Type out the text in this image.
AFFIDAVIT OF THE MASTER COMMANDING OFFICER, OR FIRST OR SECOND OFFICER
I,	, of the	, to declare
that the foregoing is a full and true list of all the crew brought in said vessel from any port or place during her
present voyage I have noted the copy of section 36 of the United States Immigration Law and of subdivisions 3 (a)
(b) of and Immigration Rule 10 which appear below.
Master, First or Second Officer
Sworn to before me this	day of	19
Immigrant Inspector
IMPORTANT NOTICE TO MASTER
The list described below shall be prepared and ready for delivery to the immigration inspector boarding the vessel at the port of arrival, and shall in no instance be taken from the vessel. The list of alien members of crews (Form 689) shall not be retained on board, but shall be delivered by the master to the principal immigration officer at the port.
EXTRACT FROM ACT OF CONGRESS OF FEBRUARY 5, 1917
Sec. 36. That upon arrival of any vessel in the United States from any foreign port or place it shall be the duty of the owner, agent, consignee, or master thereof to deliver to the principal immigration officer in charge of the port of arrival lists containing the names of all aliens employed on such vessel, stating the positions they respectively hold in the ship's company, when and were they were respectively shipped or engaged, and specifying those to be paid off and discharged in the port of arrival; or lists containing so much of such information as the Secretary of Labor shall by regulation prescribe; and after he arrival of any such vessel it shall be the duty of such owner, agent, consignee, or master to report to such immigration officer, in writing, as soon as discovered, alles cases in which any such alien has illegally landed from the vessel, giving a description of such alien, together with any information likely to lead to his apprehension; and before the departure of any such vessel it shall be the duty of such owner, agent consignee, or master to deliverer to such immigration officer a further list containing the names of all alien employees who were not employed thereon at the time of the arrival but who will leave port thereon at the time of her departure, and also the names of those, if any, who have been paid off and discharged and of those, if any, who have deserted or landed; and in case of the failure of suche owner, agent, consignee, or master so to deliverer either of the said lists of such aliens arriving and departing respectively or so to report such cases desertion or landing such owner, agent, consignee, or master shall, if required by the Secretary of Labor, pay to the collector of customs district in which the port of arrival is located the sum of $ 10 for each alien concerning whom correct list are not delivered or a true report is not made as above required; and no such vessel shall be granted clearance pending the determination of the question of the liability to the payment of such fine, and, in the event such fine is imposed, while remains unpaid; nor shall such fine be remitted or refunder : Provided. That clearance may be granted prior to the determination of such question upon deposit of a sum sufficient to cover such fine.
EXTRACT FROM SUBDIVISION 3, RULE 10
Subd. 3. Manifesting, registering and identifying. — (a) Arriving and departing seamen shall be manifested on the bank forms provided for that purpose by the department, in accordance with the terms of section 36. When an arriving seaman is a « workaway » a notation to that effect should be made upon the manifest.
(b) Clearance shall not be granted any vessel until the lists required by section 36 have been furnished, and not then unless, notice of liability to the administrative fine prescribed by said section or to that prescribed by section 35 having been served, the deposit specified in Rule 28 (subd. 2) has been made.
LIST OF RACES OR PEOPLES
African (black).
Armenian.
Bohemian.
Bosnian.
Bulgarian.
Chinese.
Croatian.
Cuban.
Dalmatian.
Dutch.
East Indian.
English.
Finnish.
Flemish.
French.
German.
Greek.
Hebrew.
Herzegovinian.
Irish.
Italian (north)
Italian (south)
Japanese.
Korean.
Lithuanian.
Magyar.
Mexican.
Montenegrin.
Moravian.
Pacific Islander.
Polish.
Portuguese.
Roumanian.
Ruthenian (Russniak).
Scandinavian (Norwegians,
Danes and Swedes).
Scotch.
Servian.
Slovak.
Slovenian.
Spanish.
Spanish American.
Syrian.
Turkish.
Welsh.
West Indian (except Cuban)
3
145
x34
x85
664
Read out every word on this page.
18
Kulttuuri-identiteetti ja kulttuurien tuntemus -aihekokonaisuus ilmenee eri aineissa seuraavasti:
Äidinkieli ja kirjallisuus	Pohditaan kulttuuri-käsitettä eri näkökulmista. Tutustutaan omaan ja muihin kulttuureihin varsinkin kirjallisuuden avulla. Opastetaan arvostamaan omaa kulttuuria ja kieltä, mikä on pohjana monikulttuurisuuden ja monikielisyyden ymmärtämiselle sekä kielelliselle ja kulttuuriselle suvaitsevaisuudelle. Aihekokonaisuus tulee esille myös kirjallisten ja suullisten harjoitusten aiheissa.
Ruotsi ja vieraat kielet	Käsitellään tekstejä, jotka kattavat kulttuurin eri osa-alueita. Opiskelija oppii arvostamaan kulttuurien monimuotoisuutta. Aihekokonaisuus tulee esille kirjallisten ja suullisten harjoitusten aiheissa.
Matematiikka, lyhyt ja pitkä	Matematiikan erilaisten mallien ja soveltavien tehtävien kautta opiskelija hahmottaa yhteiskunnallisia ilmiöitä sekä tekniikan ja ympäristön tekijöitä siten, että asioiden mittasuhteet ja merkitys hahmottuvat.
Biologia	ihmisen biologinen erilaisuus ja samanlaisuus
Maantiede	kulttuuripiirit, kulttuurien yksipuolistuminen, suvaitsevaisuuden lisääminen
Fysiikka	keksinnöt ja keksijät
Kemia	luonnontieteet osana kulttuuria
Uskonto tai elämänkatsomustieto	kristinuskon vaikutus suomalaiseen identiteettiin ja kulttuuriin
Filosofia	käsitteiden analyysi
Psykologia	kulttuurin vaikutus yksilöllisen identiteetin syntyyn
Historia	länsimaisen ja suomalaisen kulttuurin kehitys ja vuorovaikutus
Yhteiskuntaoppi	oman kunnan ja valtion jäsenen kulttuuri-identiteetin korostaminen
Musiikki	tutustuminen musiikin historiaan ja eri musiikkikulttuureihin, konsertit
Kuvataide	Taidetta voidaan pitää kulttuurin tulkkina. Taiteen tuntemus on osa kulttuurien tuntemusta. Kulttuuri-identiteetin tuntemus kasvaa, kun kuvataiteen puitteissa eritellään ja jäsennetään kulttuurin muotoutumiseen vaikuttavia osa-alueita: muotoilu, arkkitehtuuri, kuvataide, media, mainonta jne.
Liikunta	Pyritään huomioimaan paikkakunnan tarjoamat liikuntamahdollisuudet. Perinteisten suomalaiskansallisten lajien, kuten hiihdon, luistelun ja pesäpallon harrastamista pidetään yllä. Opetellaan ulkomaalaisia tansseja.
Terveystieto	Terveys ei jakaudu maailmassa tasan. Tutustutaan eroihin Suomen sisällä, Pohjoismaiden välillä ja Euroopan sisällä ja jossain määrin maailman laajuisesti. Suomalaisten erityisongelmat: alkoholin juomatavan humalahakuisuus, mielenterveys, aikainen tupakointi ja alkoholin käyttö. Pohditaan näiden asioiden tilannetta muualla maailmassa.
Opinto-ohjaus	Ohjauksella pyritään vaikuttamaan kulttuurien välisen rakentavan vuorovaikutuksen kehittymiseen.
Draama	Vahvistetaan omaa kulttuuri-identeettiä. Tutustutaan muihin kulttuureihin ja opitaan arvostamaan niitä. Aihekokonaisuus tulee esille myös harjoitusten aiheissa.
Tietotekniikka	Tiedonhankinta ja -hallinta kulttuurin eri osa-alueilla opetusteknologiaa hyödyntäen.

● ● ● ● ●

- What is asked
Copy every line verbatim.

- Exercise result
Type out the text in this image.
AFFIDAVIT OF THE MASTER COMMANDING OFFICER, OR FIRST OR SECOND OFFICER
I,	, of the	, to declare
that the foregoing is a full and true list of all the crew brought in said vessel from any port or place during her
present voyage I have noted the copy of section 36 of the United States Immigration Law and of subdivisions 3 (a)
(b) of and Immigration Rule 10 which appear below.
Master, First or Second Officer
Sworn to before me this	day of	19
Immigrant Inspector
IMPORTANT NOTICE TO MASTER
The list described below shall be prepared and ready for delivery to the immigration inspector boarding the vessel at the port of arrival, and shall in no instance be taken from the vessel. The list of alien members of crews (Form 689) shall not be retained on board, but shall be delivered by the master to the principal immigration officer at the port.
EXTRACT FROM ACT OF CONGRESS OF FEBRUARY 5, 1917
Sec. 36. That upon arrival of any vessel in the United States from any foreign port or place it shall be the duty of the owner, agent, consignee, or master thereof to deliver to the principal immigration officer in charge of the port of arrival lists containing the names of all aliens employed on such vessel, stating the positions they respectively hold in the ship's company, when and were they were respectively shipped or engaged, and specifying those to be paid off and discharged in the port of arrival; or lists containing so much of such information as the Secretary of Labor shall by regulation prescribe; and after he arrival of any such vessel it shall be the duty of such owner, agent, consignee, or master to report to such immigration officer, in writing, as soon as discovered, alles cases in which any such alien has illegally landed from the vessel, giving a description of such alien, together with any information likely to lead to his apprehension; and before the departure of any such vessel it shall be the duty of such owner, agent consignee, or master to deliverer to such immigration officer a further list containing the names of all alien employees who were not employed thereon at the time of the arrival but who will leave port thereon at the time of her departure, and also the names of those, if any, who have been paid off and discharged and of those, if any, who have deserted or landed; and in case of the failure of suche owner, agent, consignee, or master so to deliverer either of the said lists of such aliens arriving and departing respectively or so to report such cases desertion or landing such owner, agent, consignee, or master shall, if required by the Secretary of Labor, pay to the collector of customs district in which the port of arrival is located the sum of $ 10 for each alien concerning whom correct list are not delivered or a true report is not made as above required; and no such vessel shall be granted clearance pending the determination of the question of the liability to the payment of such fine, and, in the event such fine is imposed, while remains unpaid; nor shall such fine be remitted or refunder : Provided. That clearance may be granted prior to the determination of such question upon deposit of a sum sufficient to cover such fine.
EXTRACT FROM SUBDIVISION 3, RULE 10
Subd. 3. Manifesting, registering and identifying. — (a) Arriving and departing seamen shall be manifested on the bank forms provided for that purpose by the department, in accordance with the terms of section 36. When an arriving seaman is a « workaway » a notation to that effect should be made upon the manifest.
(b) Clearance shall not be granted any vessel until the lists required by section 36 have been furnished, and not then unless, notice of liability to the administrative fine prescribed by said section or to that prescribed by section 35 having been served, the deposit specified in Rule 28 (subd. 2) has been made.
LIST OF RACES OR PEOPLES
African (black).
Armenian.
Bohemian.
Bosnian.
Bulgarian.
Chinese.
Croatian.
Cuban.
Dalmatian.
Dutch.
East Indian.
English.
Finnish.
Flemish.
French.
German.
Greek.
Hebrew.
Herzegovinian.
Irish.
Italian (north)
Italian (south)
Japanese.
Korean.
Lithuanian.
Magyar.
Mexican.
Montenegrin.
Moravian.
Pacific Islander.
Polish.
Portuguese.
Roumanian.
Ruthenian (Russniak).
Scandinavian (Norwegians,
Danes and Swedes).
Scotch.
Servian.
Slovak.
Slovenian.
Spanish.
Spanish American.
Syrian.
Turkish.
Welsh.
West Indian (except Cuban)
3
145
x34
x85
664
Read out every word on this page.
18
Kulttuuri-identiteetti ja kulttuurien tuntemus -aihekokonaisuus ilmenee eri aineissa seuraavasti:
Äidinkieli ja kirjallisuus	Pohditaan kulttuuri-käsitettä eri näkökulmista. Tutustutaan omaan ja muihin kulttuureihin varsinkin kirjallisuuden avulla. Opastetaan arvostamaan omaa kulttuuria ja kieltä, mikä on pohjana monikulttuurisuuden ja monikielisyyden ymmärtämiselle sekä kielelliselle ja kulttuuriselle suvaitsevaisuudelle. Aihekokonaisuus tulee esille myös kirjallisten ja suullisten harjoitusten aiheissa.
Ruotsi ja vieraat kielet	Käsitellään tekstejä, jotka kattavat kulttuurin eri osa-alueita. Opiskelija oppii arvostamaan kulttuurien monimuotoisuutta. Aihekokonaisuus tulee esille kirjallisten ja suullisten harjoitusten aiheissa.
Matematiikka, lyhyt ja pitkä	Matematiikan erilaisten mallien ja soveltavien tehtävien kautta opiskelija hahmottaa yhteiskunnallisia ilmiöitä sekä tekniikan ja ympäristön tekijöitä siten, että asioiden mittasuhteet ja merkitys hahmottuvat.
Biologia	ihmisen biologinen erilaisuus ja samanlaisuus
Maantiede	kulttuuripiirit, kulttuurien yksipuolistuminen, suvaitsevaisuuden lisääminen
Fysiikka	keksinnöt ja keksijät
Kemia	luonnontieteet osana kulttuuria
Uskonto tai elämänkatsomustieto	kristinuskon vaikutus suomalaiseen identiteettiin ja kulttuuriin
Filosofia	käsitteiden analyysi
Psykologia	kulttuurin vaikutus yksilöllisen identiteetin syntyyn
Historia	länsimaisen ja suomalaisen kulttuurin kehitys ja vuorovaikutus
Yhteiskuntaoppi	oman kunnan ja valtion jäsenen kulttuuri-identiteetin korostaminen
Musiikki	tutustuminen musiikin historiaan ja eri musiikkikulttuureihin, konsertit
Kuvataide	Taidetta voidaan pitää kulttuurin tulkkina. Taiteen tuntemus on osa kulttuurien tuntemusta. Kulttuuri-identiteetin tuntemus kasvaa, kun kuvataiteen puitteissa eritellään ja jäsennetään kulttuurin muotoutumiseen vaikuttavia osa-alueita: muotoilu, arkkitehtuuri, kuvataide, media, mainonta jne.
Liikunta	Pyritään huomioimaan paikkakunnan tarjoamat liikuntamahdollisuudet. Perinteisten suomalaiskansallisten lajien, kuten hiihdon, luistelun ja pesäpallon harrastamista pidetään yllä. Opetellaan ulkomaalaisia tansseja.
Terveystieto	Terveys ei jakaudu maailmassa tasan. Tutustutaan eroihin Suomen sisällä, Pohjoismaiden välillä ja Euroopan sisällä ja jossain määrin maailman laajuisesti. Suomalaisten erityisongelmat: alkoholin juomatavan humalahakuisuus, mielenterveys, aikainen tupakointi ja alkoholin käyttö. Pohditaan näiden asioiden tilannetta muualla maailmassa.
Opinto-ohjaus	Ohjauksella pyritään vaikuttamaan kulttuurien välisen rakentavan vuorovaikutuksen kehittymiseen.
Draama	Vahvistetaan omaa kulttuuri-identeettiä. Tutustutaan muihin kulttuureihin ja opitaan arvostamaan niitä. Aihekokonaisuus tulee esille myös harjoitusten aiheissa.
Tietotekniikka	Tiedonhankinta ja -hallinta kulttuurin eri osa-alueilla opetusteknologiaa hyödyntäen.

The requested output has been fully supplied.